_The task_. Give back a single number, the count of lines containing the word "阻抗间距不均等".

_Records_.
* * * * * * * * *
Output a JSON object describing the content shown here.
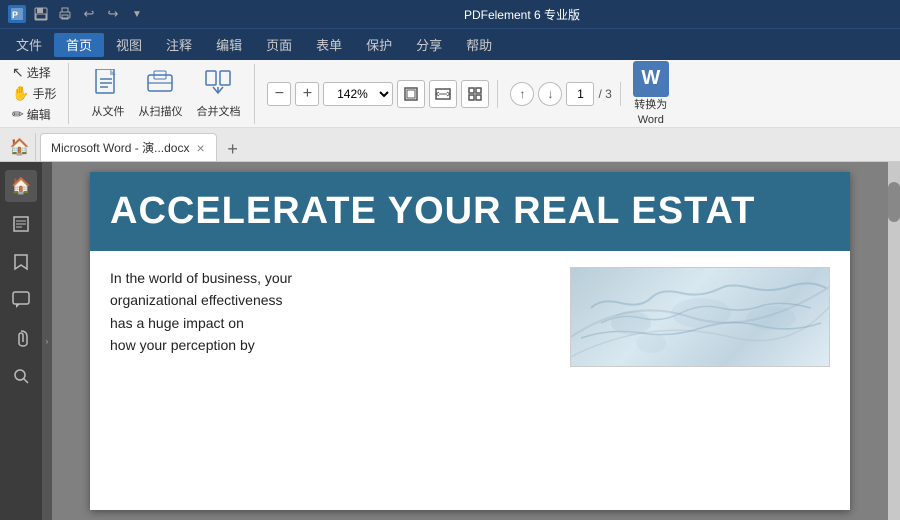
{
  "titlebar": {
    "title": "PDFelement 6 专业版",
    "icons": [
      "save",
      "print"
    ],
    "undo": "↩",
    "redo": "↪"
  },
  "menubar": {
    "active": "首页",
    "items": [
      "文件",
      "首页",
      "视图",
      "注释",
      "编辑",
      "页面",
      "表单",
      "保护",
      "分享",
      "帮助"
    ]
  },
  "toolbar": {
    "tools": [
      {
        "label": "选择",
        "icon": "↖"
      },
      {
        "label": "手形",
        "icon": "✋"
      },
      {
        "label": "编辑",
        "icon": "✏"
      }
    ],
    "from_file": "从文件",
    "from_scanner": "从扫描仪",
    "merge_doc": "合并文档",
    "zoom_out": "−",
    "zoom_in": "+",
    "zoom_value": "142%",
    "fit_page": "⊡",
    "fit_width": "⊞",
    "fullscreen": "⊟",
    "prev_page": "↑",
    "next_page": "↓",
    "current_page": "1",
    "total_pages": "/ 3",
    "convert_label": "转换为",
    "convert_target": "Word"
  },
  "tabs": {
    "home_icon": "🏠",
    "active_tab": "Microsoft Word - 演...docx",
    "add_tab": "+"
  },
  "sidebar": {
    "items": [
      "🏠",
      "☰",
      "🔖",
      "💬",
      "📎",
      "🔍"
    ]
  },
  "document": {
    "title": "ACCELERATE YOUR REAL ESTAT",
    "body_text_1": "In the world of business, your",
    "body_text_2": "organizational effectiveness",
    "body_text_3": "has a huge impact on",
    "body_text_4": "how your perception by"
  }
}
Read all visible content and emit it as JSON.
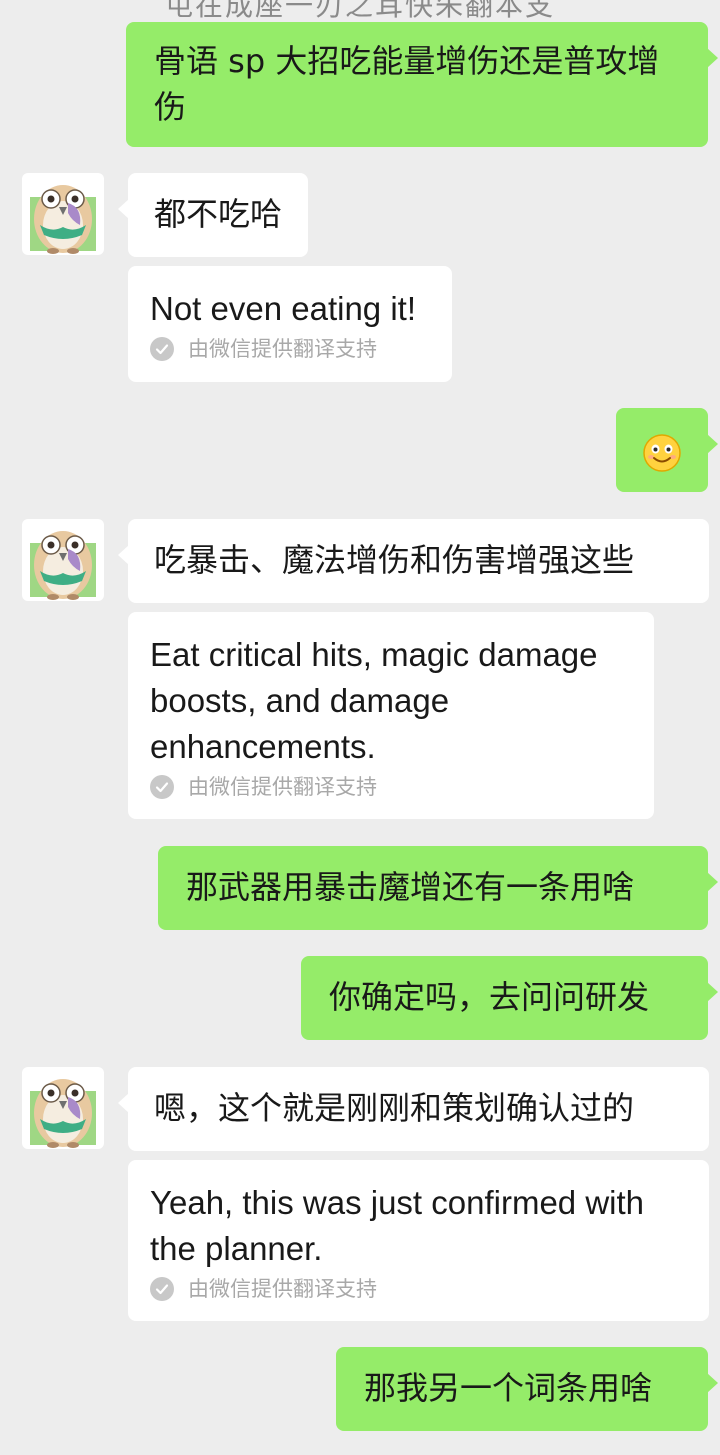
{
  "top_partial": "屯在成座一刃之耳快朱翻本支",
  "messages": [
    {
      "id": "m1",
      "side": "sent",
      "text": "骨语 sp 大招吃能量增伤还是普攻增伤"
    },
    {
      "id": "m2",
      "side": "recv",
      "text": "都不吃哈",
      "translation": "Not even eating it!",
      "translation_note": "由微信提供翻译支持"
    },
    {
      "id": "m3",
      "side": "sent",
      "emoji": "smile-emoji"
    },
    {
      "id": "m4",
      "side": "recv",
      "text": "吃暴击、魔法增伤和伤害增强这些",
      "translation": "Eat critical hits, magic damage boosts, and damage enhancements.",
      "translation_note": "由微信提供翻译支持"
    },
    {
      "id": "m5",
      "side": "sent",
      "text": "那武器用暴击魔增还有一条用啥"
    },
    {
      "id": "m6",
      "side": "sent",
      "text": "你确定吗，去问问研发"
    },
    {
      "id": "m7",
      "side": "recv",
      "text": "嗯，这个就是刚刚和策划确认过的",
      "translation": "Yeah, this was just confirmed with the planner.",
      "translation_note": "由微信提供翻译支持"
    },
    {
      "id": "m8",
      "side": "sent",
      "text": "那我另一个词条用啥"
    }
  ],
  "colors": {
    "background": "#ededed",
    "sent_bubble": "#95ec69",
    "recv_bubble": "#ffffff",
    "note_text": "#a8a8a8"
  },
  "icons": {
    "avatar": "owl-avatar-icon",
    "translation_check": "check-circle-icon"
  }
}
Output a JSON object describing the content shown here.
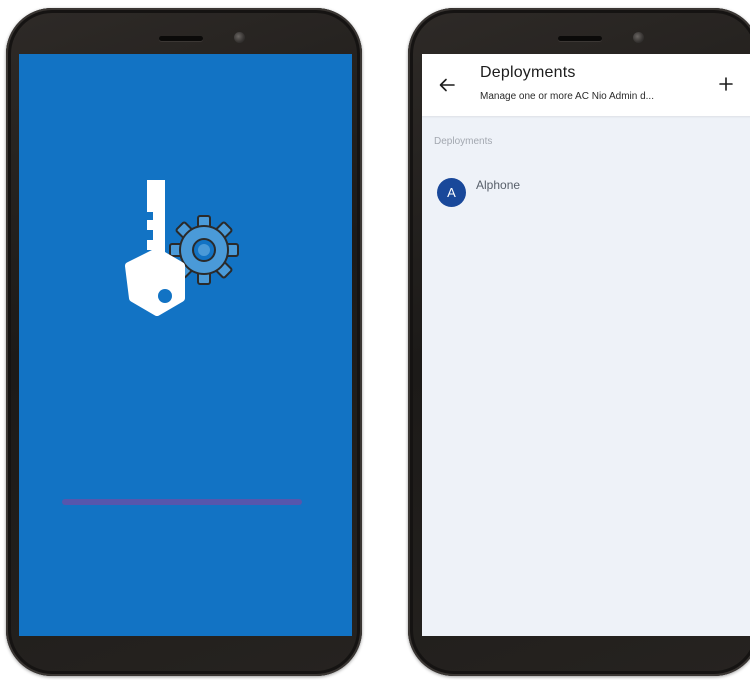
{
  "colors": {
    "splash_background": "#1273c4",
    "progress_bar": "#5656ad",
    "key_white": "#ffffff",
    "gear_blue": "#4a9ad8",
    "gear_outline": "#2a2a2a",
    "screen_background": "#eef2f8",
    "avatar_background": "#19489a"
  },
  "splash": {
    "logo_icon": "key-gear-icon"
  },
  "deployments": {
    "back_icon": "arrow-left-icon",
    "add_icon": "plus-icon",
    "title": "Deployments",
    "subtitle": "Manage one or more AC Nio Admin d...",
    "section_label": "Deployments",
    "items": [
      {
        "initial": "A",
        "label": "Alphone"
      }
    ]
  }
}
* * * * * * * * *
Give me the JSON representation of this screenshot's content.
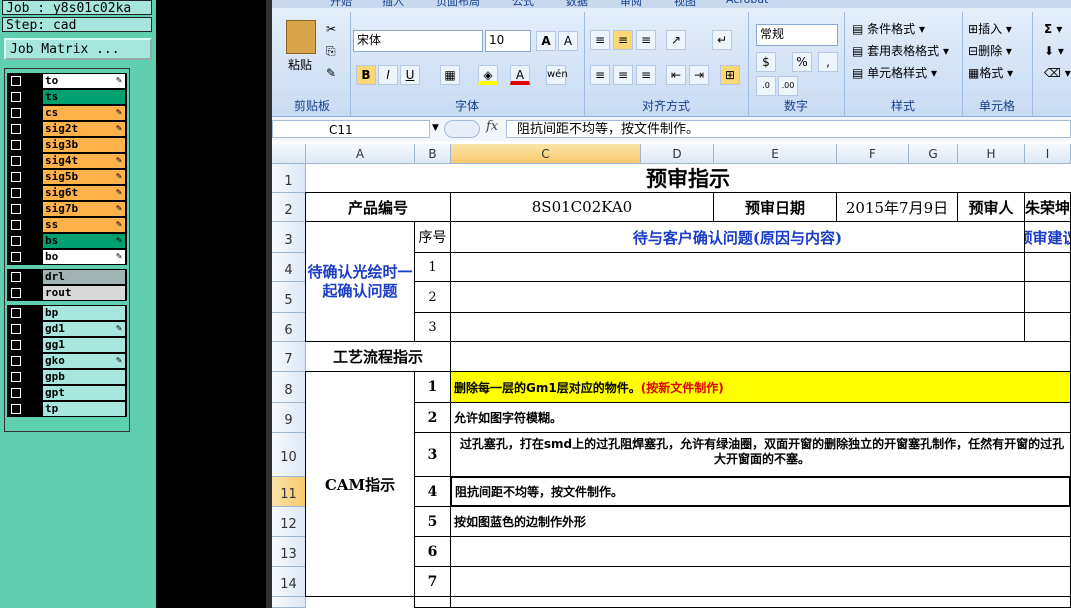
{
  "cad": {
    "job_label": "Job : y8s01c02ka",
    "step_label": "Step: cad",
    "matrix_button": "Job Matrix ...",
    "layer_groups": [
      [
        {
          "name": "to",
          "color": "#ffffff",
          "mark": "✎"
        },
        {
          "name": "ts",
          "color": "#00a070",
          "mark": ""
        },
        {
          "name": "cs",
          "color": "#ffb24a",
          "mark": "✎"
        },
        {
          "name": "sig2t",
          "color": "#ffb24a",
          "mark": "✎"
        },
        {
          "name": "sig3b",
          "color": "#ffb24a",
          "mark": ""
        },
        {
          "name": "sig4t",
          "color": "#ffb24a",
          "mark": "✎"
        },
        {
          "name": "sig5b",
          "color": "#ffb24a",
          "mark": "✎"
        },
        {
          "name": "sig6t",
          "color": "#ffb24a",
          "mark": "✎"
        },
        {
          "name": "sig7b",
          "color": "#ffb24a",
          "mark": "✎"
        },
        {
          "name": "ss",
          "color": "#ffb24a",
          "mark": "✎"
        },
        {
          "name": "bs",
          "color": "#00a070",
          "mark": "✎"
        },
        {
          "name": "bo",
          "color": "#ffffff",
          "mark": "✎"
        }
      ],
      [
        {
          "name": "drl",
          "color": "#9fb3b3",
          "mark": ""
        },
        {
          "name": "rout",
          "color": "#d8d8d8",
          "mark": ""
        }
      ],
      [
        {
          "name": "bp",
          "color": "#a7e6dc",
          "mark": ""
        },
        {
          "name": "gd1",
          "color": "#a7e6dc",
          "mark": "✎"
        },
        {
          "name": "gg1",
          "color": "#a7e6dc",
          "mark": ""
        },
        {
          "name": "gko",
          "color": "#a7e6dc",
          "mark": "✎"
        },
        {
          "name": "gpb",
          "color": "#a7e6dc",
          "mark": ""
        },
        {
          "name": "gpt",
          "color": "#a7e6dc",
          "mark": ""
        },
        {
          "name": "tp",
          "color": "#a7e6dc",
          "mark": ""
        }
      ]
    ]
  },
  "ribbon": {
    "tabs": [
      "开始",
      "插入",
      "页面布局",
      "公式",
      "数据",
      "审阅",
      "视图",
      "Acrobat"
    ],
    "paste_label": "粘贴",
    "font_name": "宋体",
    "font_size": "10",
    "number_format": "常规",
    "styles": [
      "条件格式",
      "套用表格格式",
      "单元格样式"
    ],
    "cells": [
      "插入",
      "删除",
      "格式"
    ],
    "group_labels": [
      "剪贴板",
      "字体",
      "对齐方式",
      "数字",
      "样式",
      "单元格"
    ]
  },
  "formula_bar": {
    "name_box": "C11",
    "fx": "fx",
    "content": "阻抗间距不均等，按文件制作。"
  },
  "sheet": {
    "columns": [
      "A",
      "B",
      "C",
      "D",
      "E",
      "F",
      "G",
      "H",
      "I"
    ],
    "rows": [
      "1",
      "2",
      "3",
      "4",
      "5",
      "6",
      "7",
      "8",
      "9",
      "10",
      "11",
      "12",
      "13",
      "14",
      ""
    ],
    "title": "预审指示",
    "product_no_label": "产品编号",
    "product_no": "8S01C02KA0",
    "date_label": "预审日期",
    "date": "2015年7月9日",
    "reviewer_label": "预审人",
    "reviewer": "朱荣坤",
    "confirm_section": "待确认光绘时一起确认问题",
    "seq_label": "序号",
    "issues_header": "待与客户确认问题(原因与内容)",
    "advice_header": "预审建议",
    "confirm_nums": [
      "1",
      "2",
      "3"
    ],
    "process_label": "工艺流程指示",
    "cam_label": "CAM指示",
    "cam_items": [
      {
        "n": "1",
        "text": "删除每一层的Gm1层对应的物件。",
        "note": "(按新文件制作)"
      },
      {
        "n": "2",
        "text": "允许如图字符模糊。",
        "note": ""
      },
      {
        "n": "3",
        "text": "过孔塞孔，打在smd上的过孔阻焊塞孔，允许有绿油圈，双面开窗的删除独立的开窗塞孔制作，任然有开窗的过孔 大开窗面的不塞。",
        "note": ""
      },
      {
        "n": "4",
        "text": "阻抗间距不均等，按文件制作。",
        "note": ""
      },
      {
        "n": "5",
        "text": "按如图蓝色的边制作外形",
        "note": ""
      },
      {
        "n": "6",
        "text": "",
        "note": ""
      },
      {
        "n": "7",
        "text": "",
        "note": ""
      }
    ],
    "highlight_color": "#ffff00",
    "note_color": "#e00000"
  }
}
* * * * * * * * *
_Exercise answer_. 2